Print the data exactly as it is given, please.
======
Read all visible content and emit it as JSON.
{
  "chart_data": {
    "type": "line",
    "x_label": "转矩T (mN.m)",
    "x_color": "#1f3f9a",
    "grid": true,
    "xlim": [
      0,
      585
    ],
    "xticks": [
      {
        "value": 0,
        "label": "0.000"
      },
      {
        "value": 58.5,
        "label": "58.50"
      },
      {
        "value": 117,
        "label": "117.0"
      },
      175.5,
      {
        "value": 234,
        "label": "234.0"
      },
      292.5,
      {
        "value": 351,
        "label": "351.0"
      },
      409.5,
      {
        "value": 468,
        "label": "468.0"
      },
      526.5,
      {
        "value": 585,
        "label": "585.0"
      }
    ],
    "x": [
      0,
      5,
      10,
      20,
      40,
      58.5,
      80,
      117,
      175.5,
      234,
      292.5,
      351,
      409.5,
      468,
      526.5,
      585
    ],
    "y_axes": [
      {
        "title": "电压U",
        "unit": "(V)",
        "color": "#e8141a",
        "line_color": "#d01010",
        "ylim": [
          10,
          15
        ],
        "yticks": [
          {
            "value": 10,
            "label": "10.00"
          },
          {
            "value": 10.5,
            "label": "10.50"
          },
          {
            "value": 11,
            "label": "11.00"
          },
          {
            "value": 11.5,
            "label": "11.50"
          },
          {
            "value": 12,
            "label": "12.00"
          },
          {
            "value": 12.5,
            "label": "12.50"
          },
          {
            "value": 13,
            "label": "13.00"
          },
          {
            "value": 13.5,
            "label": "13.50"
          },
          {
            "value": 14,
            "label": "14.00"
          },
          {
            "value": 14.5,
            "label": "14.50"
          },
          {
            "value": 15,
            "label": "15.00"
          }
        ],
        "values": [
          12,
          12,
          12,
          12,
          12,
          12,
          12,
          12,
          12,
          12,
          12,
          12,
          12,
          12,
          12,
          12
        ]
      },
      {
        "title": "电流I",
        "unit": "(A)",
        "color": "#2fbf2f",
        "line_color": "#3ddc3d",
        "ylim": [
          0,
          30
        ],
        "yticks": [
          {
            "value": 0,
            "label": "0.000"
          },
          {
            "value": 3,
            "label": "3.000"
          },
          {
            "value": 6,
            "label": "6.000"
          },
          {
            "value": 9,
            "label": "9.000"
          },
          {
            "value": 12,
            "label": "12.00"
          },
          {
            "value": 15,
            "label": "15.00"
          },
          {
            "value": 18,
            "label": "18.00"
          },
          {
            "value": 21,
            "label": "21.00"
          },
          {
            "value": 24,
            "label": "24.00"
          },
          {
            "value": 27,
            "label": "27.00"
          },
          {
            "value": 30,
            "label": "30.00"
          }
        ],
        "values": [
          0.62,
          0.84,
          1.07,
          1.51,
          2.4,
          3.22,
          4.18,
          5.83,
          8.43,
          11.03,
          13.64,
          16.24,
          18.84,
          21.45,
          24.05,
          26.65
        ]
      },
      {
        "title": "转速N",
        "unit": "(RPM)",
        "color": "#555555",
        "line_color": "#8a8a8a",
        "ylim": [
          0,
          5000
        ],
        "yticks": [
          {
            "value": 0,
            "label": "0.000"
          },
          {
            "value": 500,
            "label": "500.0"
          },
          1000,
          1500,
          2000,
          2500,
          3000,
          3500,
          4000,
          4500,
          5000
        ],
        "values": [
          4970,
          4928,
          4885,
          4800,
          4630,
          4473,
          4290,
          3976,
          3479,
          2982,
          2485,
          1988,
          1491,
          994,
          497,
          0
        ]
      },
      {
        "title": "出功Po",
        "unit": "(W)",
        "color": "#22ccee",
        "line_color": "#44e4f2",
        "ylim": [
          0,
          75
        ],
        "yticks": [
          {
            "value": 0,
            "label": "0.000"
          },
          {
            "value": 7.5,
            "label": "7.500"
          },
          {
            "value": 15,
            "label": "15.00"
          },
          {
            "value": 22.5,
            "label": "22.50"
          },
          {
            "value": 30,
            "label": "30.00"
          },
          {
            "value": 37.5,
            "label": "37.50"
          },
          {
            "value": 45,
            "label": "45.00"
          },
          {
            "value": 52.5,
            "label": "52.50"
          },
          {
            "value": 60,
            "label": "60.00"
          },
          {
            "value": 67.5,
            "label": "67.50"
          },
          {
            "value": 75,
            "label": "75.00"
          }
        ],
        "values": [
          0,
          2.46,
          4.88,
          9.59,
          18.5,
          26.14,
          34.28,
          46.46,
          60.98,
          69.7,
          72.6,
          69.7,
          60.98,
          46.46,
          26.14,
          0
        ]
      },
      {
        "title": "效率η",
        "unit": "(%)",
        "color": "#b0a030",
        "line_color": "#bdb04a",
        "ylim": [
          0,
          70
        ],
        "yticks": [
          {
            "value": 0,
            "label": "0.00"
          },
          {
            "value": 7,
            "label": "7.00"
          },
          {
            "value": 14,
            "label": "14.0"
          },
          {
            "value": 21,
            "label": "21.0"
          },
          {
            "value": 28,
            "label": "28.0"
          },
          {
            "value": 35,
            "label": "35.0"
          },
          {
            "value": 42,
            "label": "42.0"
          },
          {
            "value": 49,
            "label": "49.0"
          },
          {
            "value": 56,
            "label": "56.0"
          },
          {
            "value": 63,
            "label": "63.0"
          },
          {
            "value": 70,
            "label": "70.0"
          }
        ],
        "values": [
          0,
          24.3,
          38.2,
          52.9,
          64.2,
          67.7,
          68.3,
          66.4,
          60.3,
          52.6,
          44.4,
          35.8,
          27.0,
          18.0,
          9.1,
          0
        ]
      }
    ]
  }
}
======
EXERCISE ANSWER:
Read all visible content and emit it as JSON.
{
  "chart_data": {
    "type": "line",
    "x_label": "转矩T (mN.m)",
    "x_color": "#1f3f9a",
    "grid": true,
    "xlim": [
      0,
      585
    ],
    "xticks": [
      {
        "value": 0,
        "label": "0.000"
      },
      {
        "value": 58.5,
        "label": "58.50"
      },
      {
        "value": 117,
        "label": "117.0"
      },
      175.5,
      {
        "value": 234,
        "label": "234.0"
      },
      292.5,
      {
        "value": 351,
        "label": "351.0"
      },
      409.5,
      {
        "value": 468,
        "label": "468.0"
      },
      526.5,
      {
        "value": 585,
        "label": "585.0"
      }
    ],
    "x": [
      0,
      5,
      10,
      20,
      40,
      58.5,
      80,
      117,
      175.5,
      234,
      292.5,
      351,
      409.5,
      468,
      526.5,
      585
    ],
    "y_axes": [
      {
        "title": "电压U",
        "unit": "(V)",
        "color": "#e8141a",
        "line_color": "#d01010",
        "ylim": [
          10,
          15
        ],
        "yticks": [
          {
            "value": 10,
            "label": "10.00"
          },
          {
            "value": 10.5,
            "label": "10.50"
          },
          {
            "value": 11,
            "label": "11.00"
          },
          {
            "value": 11.5,
            "label": "11.50"
          },
          {
            "value": 12,
            "label": "12.00"
          },
          {
            "value": 12.5,
            "label": "12.50"
          },
          {
            "value": 13,
            "label": "13.00"
          },
          {
            "value": 13.5,
            "label": "13.50"
          },
          {
            "value": 14,
            "label": "14.00"
          },
          {
            "value": 14.5,
            "label": "14.50"
          },
          {
            "value": 15,
            "label": "15.00"
          }
        ],
        "values": [
          12,
          12,
          12,
          12,
          12,
          12,
          12,
          12,
          12,
          12,
          12,
          12,
          12,
          12,
          12,
          12
        ]
      },
      {
        "title": "电流I",
        "unit": "(A)",
        "color": "#2fbf2f",
        "line_color": "#3ddc3d",
        "ylim": [
          0,
          30
        ],
        "yticks": [
          {
            "value": 0,
            "label": "0.000"
          },
          {
            "value": 3,
            "label": "3.000"
          },
          {
            "value": 6,
            "label": "6.000"
          },
          {
            "value": 9,
            "label": "9.000"
          },
          {
            "value": 12,
            "label": "12.00"
          },
          {
            "value": 15,
            "label": "15.00"
          },
          {
            "value": 18,
            "label": "18.00"
          },
          {
            "value": 21,
            "label": "21.00"
          },
          {
            "value": 24,
            "label": "24.00"
          },
          {
            "value": 27,
            "label": "27.00"
          },
          {
            "value": 30,
            "label": "30.00"
          }
        ],
        "values": [
          0.62,
          0.84,
          1.07,
          1.51,
          2.4,
          3.22,
          4.18,
          5.83,
          8.43,
          11.03,
          13.64,
          16.24,
          18.84,
          21.45,
          24.05,
          26.65
        ]
      },
      {
        "title": "转速N",
        "unit": "(RPM)",
        "color": "#555555",
        "line_color": "#8a8a8a",
        "ylim": [
          0,
          5000
        ],
        "yticks": [
          {
            "value": 0,
            "label": "0.000"
          },
          {
            "value": 500,
            "label": "500.0"
          },
          1000,
          1500,
          2000,
          2500,
          3000,
          3500,
          4000,
          4500,
          5000
        ],
        "values": [
          4970,
          4928,
          4885,
          4800,
          4630,
          4473,
          4290,
          3976,
          3479,
          2982,
          2485,
          1988,
          1491,
          994,
          497,
          0
        ]
      },
      {
        "title": "出功Po",
        "unit": "(W)",
        "color": "#22ccee",
        "line_color": "#44e4f2",
        "ylim": [
          0,
          75
        ],
        "yticks": [
          {
            "value": 0,
            "label": "0.000"
          },
          {
            "value": 7.5,
            "label": "7.500"
          },
          {
            "value": 15,
            "label": "15.00"
          },
          {
            "value": 22.5,
            "label": "22.50"
          },
          {
            "value": 30,
            "label": "30.00"
          },
          {
            "value": 37.5,
            "label": "37.50"
          },
          {
            "value": 45,
            "label": "45.00"
          },
          {
            "value": 52.5,
            "label": "52.50"
          },
          {
            "value": 60,
            "label": "60.00"
          },
          {
            "value": 67.5,
            "label": "67.50"
          },
          {
            "value": 75,
            "label": "75.00"
          }
        ],
        "values": [
          0,
          2.46,
          4.88,
          9.59,
          18.5,
          26.14,
          34.28,
          46.46,
          60.98,
          69.7,
          72.6,
          69.7,
          60.98,
          46.46,
          26.14,
          0
        ]
      },
      {
        "title": "效率η",
        "unit": "(%)",
        "color": "#b0a030",
        "line_color": "#bdb04a",
        "ylim": [
          0,
          70
        ],
        "yticks": [
          {
            "value": 0,
            "label": "0.00"
          },
          {
            "value": 7,
            "label": "7.00"
          },
          {
            "value": 14,
            "label": "14.0"
          },
          {
            "value": 21,
            "label": "21.0"
          },
          {
            "value": 28,
            "label": "28.0"
          },
          {
            "value": 35,
            "label": "35.0"
          },
          {
            "value": 42,
            "label": "42.0"
          },
          {
            "value": 49,
            "label": "49.0"
          },
          {
            "value": 56,
            "label": "56.0"
          },
          {
            "value": 63,
            "label": "63.0"
          },
          {
            "value": 70,
            "label": "70.0"
          }
        ],
        "values": [
          0,
          24.3,
          38.2,
          52.9,
          64.2,
          67.7,
          68.3,
          66.4,
          60.3,
          52.6,
          44.4,
          35.8,
          27.0,
          18.0,
          9.1,
          0
        ]
      }
    ]
  }
}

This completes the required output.